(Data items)
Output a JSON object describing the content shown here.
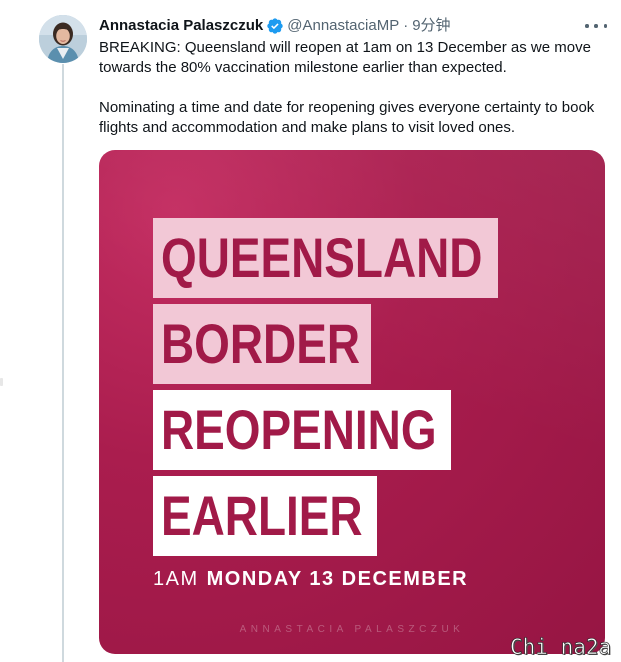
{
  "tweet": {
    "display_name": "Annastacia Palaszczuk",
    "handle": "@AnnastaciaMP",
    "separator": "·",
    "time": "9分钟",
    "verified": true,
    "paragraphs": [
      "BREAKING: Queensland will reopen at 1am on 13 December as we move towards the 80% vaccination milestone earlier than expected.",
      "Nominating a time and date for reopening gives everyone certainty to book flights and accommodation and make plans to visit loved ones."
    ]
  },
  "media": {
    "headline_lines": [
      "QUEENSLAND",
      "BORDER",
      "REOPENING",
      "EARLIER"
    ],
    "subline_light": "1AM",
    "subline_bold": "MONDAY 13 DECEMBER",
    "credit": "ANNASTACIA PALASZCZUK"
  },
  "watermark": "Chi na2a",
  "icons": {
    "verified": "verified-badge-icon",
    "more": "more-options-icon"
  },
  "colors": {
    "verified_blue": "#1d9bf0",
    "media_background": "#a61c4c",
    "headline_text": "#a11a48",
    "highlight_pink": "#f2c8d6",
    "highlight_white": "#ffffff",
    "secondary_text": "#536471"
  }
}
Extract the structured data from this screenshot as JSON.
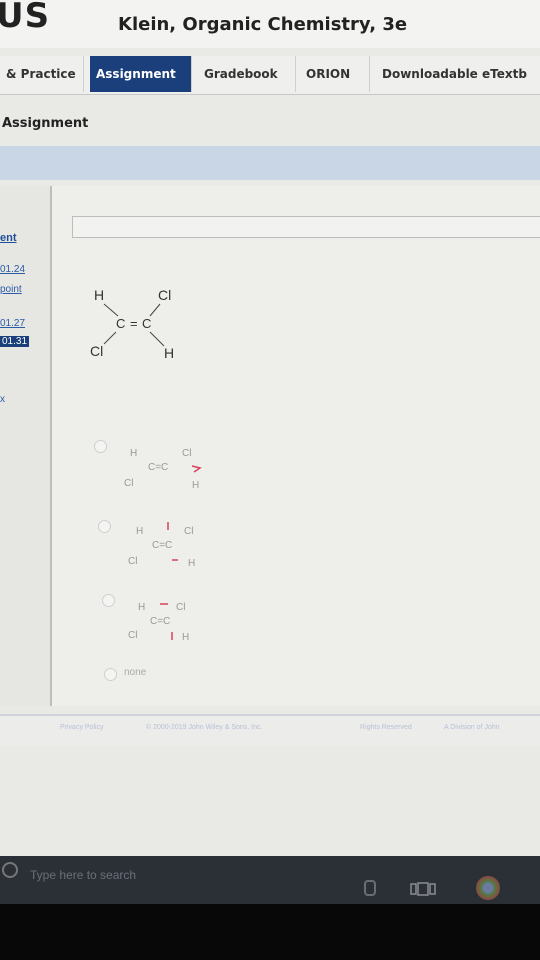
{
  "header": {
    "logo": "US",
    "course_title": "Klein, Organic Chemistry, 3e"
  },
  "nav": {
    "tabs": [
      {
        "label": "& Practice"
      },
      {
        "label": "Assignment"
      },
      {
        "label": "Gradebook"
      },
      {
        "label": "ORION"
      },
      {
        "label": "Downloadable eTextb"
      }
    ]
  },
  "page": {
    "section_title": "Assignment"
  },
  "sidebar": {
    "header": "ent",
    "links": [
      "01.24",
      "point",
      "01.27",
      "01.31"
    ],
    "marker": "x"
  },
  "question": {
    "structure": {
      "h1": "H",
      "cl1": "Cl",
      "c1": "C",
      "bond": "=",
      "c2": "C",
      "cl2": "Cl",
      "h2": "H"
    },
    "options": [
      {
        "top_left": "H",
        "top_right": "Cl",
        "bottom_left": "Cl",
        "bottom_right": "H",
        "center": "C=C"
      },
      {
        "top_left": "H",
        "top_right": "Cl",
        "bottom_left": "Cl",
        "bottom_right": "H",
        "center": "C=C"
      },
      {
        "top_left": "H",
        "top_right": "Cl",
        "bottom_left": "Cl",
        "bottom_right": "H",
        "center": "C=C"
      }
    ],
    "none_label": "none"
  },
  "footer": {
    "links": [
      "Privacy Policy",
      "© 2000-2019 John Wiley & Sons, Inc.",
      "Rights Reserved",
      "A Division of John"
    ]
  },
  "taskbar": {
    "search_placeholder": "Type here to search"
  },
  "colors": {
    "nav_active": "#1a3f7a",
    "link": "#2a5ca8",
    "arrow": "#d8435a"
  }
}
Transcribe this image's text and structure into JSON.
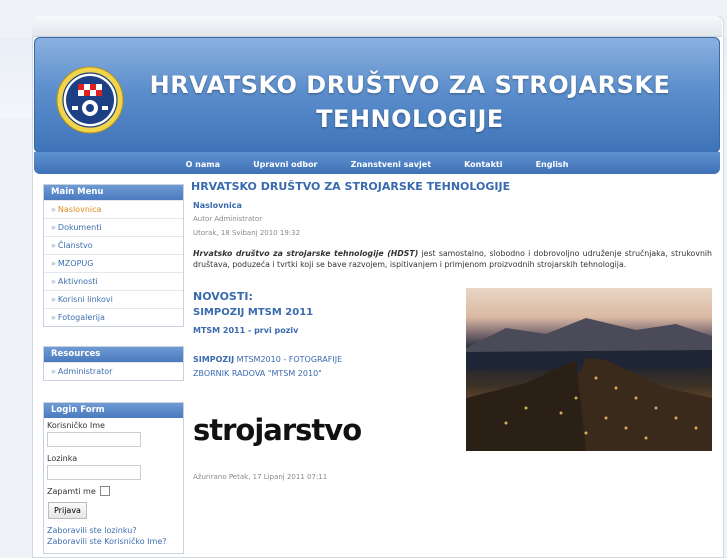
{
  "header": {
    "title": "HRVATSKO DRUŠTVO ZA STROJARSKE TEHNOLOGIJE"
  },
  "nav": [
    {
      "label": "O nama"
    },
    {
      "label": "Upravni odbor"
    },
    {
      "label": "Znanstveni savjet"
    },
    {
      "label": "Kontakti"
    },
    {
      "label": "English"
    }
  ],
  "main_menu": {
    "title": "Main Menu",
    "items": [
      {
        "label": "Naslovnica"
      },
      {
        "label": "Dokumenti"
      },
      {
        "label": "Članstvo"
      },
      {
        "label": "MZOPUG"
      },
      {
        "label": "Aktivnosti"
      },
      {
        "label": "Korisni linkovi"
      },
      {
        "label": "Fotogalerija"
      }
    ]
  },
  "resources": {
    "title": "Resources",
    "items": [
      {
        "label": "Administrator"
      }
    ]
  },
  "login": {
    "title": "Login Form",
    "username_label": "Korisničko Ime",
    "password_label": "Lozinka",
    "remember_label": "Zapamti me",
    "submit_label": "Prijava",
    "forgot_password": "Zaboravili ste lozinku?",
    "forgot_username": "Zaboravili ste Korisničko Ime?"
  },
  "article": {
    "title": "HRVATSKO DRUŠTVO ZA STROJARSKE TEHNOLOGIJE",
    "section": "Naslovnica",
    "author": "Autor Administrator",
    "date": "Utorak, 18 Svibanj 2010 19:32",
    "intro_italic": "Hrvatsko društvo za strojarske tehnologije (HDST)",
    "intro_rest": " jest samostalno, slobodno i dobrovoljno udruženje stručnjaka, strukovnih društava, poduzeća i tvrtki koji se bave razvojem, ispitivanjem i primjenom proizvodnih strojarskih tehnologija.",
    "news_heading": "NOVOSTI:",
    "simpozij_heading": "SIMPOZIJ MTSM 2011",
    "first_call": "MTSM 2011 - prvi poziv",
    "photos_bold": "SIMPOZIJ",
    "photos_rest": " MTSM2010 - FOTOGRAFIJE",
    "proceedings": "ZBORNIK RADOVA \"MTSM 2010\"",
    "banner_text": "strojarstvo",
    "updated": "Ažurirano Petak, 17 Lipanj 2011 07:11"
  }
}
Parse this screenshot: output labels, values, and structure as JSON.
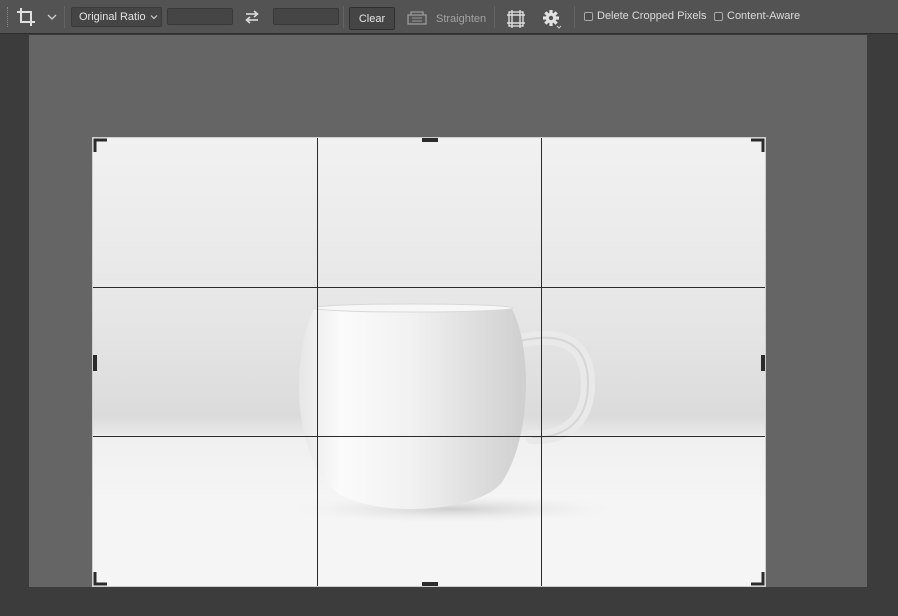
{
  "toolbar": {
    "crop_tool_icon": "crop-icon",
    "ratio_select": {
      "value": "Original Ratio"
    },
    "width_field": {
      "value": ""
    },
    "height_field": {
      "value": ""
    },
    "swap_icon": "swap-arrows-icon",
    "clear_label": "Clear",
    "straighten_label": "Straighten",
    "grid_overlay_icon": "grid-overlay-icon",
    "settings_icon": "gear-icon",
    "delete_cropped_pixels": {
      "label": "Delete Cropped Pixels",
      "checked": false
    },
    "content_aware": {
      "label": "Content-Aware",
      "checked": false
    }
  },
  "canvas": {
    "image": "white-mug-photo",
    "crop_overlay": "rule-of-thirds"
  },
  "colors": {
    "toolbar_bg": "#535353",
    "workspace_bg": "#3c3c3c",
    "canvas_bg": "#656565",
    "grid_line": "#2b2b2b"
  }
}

Exercise objective - Retype the listing exactly. Pictures do not belong in the copy.

Solution for this exercise -
Output a JSON object describing the content shown here.
{
  "tweet": {
    "display_name": "Annastacia Palaszczuk",
    "handle": "@AnnastaciaMP",
    "separator": "·",
    "time": "9分钟",
    "verified": true,
    "paragraphs": [
      "BREAKING: Queensland will reopen at 1am on 13 December as we move towards the 80% vaccination milestone earlier than expected.",
      "Nominating a time and date for reopening gives everyone certainty to book flights and accommodation and make plans to visit loved ones."
    ]
  },
  "media": {
    "headline_lines": [
      "QUEENSLAND",
      "BORDER",
      "REOPENING",
      "EARLIER"
    ],
    "subline_light": "1AM",
    "subline_bold": "MONDAY 13 DECEMBER",
    "credit": "ANNASTACIA PALASZCZUK"
  },
  "watermark": "Chi na2a",
  "icons": {
    "verified": "verified-badge-icon",
    "more": "more-options-icon"
  },
  "colors": {
    "verified_blue": "#1d9bf0",
    "media_background": "#a61c4c",
    "headline_text": "#a11a48",
    "highlight_pink": "#f2c8d6",
    "highlight_white": "#ffffff",
    "secondary_text": "#536471"
  }
}
Extract the structured data from this screenshot as JSON.
{
  "header": {
    "logo": "US",
    "course_title": "Klein, Organic Chemistry, 3e"
  },
  "nav": {
    "tabs": [
      {
        "label": "& Practice"
      },
      {
        "label": "Assignment"
      },
      {
        "label": "Gradebook"
      },
      {
        "label": "ORION"
      },
      {
        "label": "Downloadable eTextb"
      }
    ]
  },
  "page": {
    "section_title": "Assignment"
  },
  "sidebar": {
    "header": "ent",
    "links": [
      "01.24",
      "point",
      "01.27",
      "01.31"
    ],
    "marker": "x"
  },
  "question": {
    "structure": {
      "h1": "H",
      "cl1": "Cl",
      "c1": "C",
      "bond": "=",
      "c2": "C",
      "cl2": "Cl",
      "h2": "H"
    },
    "options": [
      {
        "top_left": "H",
        "top_right": "Cl",
        "bottom_left": "Cl",
        "bottom_right": "H",
        "center": "C=C"
      },
      {
        "top_left": "H",
        "top_right": "Cl",
        "bottom_left": "Cl",
        "bottom_right": "H",
        "center": "C=C"
      },
      {
        "top_left": "H",
        "top_right": "Cl",
        "bottom_left": "Cl",
        "bottom_right": "H",
        "center": "C=C"
      }
    ],
    "none_label": "none"
  },
  "footer": {
    "links": [
      "Privacy Policy",
      "© 2000-2019 John Wiley & Sons, Inc.",
      "Rights Reserved",
      "A Division of John"
    ]
  },
  "taskbar": {
    "search_placeholder": "Type here to search"
  },
  "colors": {
    "nav_active": "#1a3f7a",
    "link": "#2a5ca8",
    "arrow": "#d8435a"
  }
}
Transcribe this image's text and structure into JSON.
{
  "header": {
    "title": "HRVATSKO DRUŠTVO ZA STROJARSKE TEHNOLOGIJE"
  },
  "nav": [
    {
      "label": "O nama"
    },
    {
      "label": "Upravni odbor"
    },
    {
      "label": "Znanstveni savjet"
    },
    {
      "label": "Kontakti"
    },
    {
      "label": "English"
    }
  ],
  "main_menu": {
    "title": "Main Menu",
    "items": [
      {
        "label": "Naslovnica"
      },
      {
        "label": "Dokumenti"
      },
      {
        "label": "Članstvo"
      },
      {
        "label": "MZOPUG"
      },
      {
        "label": "Aktivnosti"
      },
      {
        "label": "Korisni linkovi"
      },
      {
        "label": "Fotogalerija"
      }
    ]
  },
  "resources": {
    "title": "Resources",
    "items": [
      {
        "label": "Administrator"
      }
    ]
  },
  "login": {
    "title": "Login Form",
    "username_label": "Korisničko Ime",
    "password_label": "Lozinka",
    "remember_label": "Zapamti me",
    "submit_label": "Prijava",
    "forgot_password": "Zaboravili ste lozinku?",
    "forgot_username": "Zaboravili ste Korisničko Ime?"
  },
  "article": {
    "title": "HRVATSKO DRUŠTVO ZA STROJARSKE TEHNOLOGIJE",
    "section": "Naslovnica",
    "author": "Autor Administrator",
    "date": "Utorak, 18 Svibanj 2010 19:32",
    "intro_italic": "Hrvatsko društvo za strojarske tehnologije (HDST)",
    "intro_rest": " jest samostalno, slobodno i dobrovoljno udruženje stručnjaka, strukovnih društava, poduzeća i tvrtki koji se bave razvojem, ispitivanjem i primjenom proizvodnih strojarskih tehnologija.",
    "news_heading": "NOVOSTI:",
    "simpozij_heading": "SIMPOZIJ MTSM 2011",
    "first_call": "MTSM 2011 - prvi poziv",
    "photos_bold": "SIMPOZIJ",
    "photos_rest": " MTSM2010 - FOTOGRAFIJE",
    "proceedings": "ZBORNIK RADOVA \"MTSM 2010\"",
    "banner_text": "strojarstvo",
    "updated": "Ažurirano Petak, 17 Lipanj 2011 07:11"
  }
}
Parse this screenshot: output labels, values, and structure as JSON.
{
  "toolbar": {
    "crop_tool_icon": "crop-icon",
    "ratio_select": {
      "value": "Original Ratio"
    },
    "width_field": {
      "value": ""
    },
    "height_field": {
      "value": ""
    },
    "swap_icon": "swap-arrows-icon",
    "clear_label": "Clear",
    "straighten_label": "Straighten",
    "grid_overlay_icon": "grid-overlay-icon",
    "settings_icon": "gear-icon",
    "delete_cropped_pixels": {
      "label": "Delete Cropped Pixels",
      "checked": false
    },
    "content_aware": {
      "label": "Content-Aware",
      "checked": false
    }
  },
  "canvas": {
    "image": "white-mug-photo",
    "crop_overlay": "rule-of-thirds"
  },
  "colors": {
    "toolbar_bg": "#535353",
    "workspace_bg": "#3c3c3c",
    "canvas_bg": "#656565",
    "grid_line": "#2b2b2b"
  }
}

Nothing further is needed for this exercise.